FAJAR.CO.ID, MILAN—Pemain Italia menjulukinya the Godfather. Julukan yang memang pantas untuk seorang pemimpin sekaligus jawara seperti Antonio Conte.
Anda hanya melakukan apa yang diperintahkannya. Tidak ada bantahan. Ia adalah bos. Menyukai pemain yang berkepribadian besar. Namun, ia membenci pemain yang merasa lebih besar dari dirinya.
Begitulah sosok Conte. Gaya kepemimpinannya itu membuatnya seringkali dikritik. Apalagi ketika ia “menyingkirkan” bintang utama dalam timnya. Akan tetapi, itu juga yang mengantarkan pria kelahiran Lecce, 31 Juli 1969 itu menjadi salah satu pelatih tersukses Italia.
Dan itu pula yang membuat Milan Mei 2019 silam berani membayarnya 12 juta euro atau sekitar Rp208 miliar per musim. Bayaran yang menempatkan Conte sebagai pelatih bergaji termahal di Serie A Italia itu digelontorkan Nerazzurri untuk mengakhiri dominasi Juventus dalam hampir satu dekade terakhir.
Keputusan Inter itu membuat mata orang Italia terbelalak. Pada saat yang sama, fans Juventus menuding eks kapten dan pelatih mereka itu sebagai pengkhianat karena menerima pinangan sang musuh bebuyutan. Fans Juve bahkan sampai menuntut nama Conte di Stadion Allianz dicabut.

◆ Tugas 1 ◆
Kutip ulang entri dari baris paling awal sampai baris yang memuat "overview-raster-cell [370,346,374,349]", dengan kedua baris batas itu ikut disertakan.

◆ Data yang Diberikan ◆
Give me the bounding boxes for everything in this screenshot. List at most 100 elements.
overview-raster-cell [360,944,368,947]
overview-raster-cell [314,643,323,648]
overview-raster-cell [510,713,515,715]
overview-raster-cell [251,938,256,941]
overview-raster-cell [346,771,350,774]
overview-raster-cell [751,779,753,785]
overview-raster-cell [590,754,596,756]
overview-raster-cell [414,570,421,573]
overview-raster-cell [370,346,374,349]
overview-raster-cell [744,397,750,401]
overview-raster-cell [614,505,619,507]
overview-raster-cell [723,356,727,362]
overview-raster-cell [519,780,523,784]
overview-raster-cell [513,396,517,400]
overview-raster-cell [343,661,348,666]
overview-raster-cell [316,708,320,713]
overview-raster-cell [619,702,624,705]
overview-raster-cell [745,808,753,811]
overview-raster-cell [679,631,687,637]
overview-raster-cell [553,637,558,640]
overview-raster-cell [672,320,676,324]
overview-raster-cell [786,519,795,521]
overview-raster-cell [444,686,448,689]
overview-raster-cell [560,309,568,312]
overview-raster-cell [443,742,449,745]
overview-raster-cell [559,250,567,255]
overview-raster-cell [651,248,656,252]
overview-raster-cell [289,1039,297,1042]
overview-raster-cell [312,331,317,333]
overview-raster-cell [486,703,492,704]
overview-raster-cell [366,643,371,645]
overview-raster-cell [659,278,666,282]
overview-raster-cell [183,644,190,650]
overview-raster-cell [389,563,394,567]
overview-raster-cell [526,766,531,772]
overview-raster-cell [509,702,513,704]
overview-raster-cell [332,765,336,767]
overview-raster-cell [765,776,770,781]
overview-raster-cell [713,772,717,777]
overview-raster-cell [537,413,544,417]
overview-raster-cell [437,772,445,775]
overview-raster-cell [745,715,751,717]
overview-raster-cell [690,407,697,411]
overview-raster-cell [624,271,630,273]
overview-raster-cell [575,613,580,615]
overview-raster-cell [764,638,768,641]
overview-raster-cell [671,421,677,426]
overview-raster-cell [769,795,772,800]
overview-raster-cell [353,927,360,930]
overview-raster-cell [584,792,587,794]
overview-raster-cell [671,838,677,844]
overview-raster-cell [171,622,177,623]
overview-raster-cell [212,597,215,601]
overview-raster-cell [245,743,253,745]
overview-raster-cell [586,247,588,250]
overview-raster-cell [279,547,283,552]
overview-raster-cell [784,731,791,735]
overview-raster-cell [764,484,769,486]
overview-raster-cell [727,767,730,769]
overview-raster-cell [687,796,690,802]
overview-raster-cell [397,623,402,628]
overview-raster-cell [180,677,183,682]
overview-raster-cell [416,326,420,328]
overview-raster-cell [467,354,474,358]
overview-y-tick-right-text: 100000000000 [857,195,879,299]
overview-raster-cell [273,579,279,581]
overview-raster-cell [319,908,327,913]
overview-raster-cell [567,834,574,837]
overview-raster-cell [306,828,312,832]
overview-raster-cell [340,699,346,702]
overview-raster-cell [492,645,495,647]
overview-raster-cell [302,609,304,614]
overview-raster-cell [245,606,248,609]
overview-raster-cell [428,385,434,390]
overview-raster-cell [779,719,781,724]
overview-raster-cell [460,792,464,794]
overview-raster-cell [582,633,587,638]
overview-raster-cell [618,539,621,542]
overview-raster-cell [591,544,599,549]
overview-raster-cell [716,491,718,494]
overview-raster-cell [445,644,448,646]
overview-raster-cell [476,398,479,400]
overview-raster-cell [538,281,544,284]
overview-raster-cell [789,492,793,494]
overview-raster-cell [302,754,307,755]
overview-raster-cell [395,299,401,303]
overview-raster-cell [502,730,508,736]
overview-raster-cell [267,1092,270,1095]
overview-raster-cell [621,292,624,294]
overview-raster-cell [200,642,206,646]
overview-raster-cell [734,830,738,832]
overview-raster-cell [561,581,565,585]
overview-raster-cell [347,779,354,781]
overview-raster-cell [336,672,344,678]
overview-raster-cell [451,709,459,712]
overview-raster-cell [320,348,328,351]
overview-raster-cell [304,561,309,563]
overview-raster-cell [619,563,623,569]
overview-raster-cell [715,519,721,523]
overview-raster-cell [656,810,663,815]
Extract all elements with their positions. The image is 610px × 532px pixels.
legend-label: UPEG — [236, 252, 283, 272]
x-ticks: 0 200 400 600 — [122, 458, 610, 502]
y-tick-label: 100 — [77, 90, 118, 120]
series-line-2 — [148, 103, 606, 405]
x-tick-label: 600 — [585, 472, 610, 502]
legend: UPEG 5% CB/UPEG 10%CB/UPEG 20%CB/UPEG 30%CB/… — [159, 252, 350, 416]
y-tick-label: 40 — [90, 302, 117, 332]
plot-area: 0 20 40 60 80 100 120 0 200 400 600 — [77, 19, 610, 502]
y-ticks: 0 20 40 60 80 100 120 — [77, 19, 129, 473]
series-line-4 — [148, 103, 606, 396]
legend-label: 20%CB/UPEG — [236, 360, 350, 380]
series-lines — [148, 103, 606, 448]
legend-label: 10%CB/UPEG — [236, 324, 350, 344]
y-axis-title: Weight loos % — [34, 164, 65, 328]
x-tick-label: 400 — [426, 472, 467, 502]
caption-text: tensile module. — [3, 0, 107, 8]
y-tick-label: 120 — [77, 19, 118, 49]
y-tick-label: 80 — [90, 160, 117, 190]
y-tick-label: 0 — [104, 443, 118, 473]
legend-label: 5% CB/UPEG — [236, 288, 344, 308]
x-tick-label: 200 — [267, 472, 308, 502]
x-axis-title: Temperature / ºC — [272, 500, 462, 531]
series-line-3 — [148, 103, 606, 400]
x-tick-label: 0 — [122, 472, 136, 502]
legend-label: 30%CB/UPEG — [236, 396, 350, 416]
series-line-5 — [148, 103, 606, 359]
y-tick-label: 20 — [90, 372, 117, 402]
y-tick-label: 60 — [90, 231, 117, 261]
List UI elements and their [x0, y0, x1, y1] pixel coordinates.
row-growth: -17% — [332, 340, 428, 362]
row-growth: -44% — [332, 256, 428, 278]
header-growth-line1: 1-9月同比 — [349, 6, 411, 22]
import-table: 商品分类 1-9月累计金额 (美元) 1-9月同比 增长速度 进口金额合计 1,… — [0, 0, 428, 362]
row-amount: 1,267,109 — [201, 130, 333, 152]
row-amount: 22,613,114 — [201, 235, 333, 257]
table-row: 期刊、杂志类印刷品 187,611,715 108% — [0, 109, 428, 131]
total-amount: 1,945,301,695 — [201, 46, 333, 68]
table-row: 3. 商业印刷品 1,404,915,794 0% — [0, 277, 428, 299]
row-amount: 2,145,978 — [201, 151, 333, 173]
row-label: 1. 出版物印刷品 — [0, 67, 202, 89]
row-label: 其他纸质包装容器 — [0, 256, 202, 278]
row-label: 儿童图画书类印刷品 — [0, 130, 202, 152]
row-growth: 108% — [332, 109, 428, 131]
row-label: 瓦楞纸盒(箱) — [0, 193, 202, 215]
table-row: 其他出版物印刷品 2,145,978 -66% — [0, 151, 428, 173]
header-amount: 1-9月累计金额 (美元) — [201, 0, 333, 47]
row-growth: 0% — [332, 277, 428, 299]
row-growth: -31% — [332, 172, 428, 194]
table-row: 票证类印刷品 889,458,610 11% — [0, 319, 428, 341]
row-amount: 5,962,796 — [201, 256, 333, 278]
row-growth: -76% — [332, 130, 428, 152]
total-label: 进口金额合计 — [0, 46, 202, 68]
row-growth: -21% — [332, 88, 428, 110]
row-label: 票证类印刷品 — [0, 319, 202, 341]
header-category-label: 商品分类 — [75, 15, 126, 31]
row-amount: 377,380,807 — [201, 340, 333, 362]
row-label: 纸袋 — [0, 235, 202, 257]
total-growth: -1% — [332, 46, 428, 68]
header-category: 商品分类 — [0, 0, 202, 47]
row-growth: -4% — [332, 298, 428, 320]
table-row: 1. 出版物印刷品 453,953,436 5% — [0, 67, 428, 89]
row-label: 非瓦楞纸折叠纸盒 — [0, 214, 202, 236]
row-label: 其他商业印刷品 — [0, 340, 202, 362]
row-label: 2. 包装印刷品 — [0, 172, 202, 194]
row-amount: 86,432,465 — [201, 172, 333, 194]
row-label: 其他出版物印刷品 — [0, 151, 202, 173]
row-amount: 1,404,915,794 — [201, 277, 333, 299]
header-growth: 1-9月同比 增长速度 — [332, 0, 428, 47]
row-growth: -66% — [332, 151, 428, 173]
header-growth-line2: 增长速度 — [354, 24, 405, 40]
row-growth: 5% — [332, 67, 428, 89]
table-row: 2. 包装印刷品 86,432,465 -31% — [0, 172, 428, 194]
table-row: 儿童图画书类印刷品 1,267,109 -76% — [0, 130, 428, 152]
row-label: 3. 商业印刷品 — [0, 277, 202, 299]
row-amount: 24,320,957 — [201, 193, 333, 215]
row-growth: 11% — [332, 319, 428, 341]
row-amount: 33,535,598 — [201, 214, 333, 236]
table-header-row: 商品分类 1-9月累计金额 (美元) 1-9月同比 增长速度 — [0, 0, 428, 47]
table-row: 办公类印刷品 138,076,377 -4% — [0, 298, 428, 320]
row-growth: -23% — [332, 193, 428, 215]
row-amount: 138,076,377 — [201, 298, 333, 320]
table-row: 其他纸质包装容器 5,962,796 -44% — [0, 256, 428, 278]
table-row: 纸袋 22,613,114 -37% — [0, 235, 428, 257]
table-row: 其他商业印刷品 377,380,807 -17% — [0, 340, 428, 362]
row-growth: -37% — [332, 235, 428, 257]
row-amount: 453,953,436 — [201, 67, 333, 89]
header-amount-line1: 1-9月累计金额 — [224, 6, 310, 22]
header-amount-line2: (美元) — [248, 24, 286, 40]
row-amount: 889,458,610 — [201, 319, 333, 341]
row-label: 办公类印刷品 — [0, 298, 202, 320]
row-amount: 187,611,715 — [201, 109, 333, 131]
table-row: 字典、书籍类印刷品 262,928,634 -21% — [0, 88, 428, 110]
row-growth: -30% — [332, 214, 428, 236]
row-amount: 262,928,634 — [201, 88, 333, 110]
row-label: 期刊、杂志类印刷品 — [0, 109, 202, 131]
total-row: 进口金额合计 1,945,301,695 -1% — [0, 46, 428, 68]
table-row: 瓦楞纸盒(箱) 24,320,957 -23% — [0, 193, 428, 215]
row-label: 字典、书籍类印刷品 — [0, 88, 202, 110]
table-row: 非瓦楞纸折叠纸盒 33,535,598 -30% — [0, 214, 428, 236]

◆ Tugas 2 ◆
Tulis lanjutan artikel tentang Antonio Conte, dimulai setelah kalimat terakhirnya.

◆ Jawaban 1 ◆
Give me the bounding boxes for everything in this screenshot. List at most 100 elements.
overview-raster-cell [360,944,368,947]
overview-raster-cell [314,643,323,648]
overview-raster-cell [510,713,515,715]
overview-raster-cell [251,938,256,941]
overview-raster-cell [346,771,350,774]
overview-raster-cell [751,779,753,785]
overview-raster-cell [590,754,596,756]
overview-raster-cell [414,570,421,573]
overview-raster-cell [370,346,374,349]

◆ Jawaban 2 ◆
Pada akhirnya, keberanian petinggi Inter dan kekhawatiran Juventini terbukti benar. Kemarin malam, The Godfather dan pasukannya dinobatkan sebagai juara Serie A 2020/2021 dengan empat laga tersisa. Scudetto ini sekaligus menjadi akhir dominasi Si Nyonya Tua yang menjadi kampiun sembilan musim beruntun.
Juventus merajai Serie A dan nyaris tanpa rival berarti sejak musim 2011/2012. Sebuah kebetulan, proyek hebat Bianconeri, julukan Juventus itu bermula di tangan Conte. Suami Elisabetta itu memimpin Juventus merampas gelar dari AC Milan yang ia pertahankan hingga musim 2013/2014 sebelum memutuskan pergi.
Senjata Conte tentu saja bukan sekadar ketegasan dan gaya ala-bosnya yang membuat seluruh pemain patuh dan bersatu. Ayah Vittoria itu memang merupakan salah satu ahli taktik terbaik. Bagaimana ia gonta-gonti formasi untuk membentuk tim juara menjadi bukti sahihnya.
Ketika memulai karier kepelatihannya di Bari, ia terkenal karena formasi 4–2–4, modifikasi dari pola klasik 4–4–2. Lalu, selama menjabat pelatih kepala Juventus, ia memenangkan tiga gelar Serie A berturut-turut menggunakan formasi 3-5-2 dengan variannya yang lebih defensif, 5–3–2.
Dalam perjalannya berikutnya, Conte bisa menunjukkan kecerdasan dan ketelitian luar biasa sebagai pelatih. Ia mengadopsi beberapa formasi berbeda dalam upaya menemukan sistem yang paling cocok, menyesuaikan dengan keterampilan pemain. Mulai dari 4–1–4–1, 3–3–4, 4–3–3, 3–5–1–1, 5-4-1, hingga 3-4-3 yang ia perkenalkan di Chelsea.
Perubahan dan penyesuaian taktik itu mengantar Conte meraih banyak gelar. Dan yang teranyar, ia mampu memimpin Inter meruntuhkan kedigdayaan Juventus setelah di musim pertamanya Si Ular Besar hanya finis sebagai runner up.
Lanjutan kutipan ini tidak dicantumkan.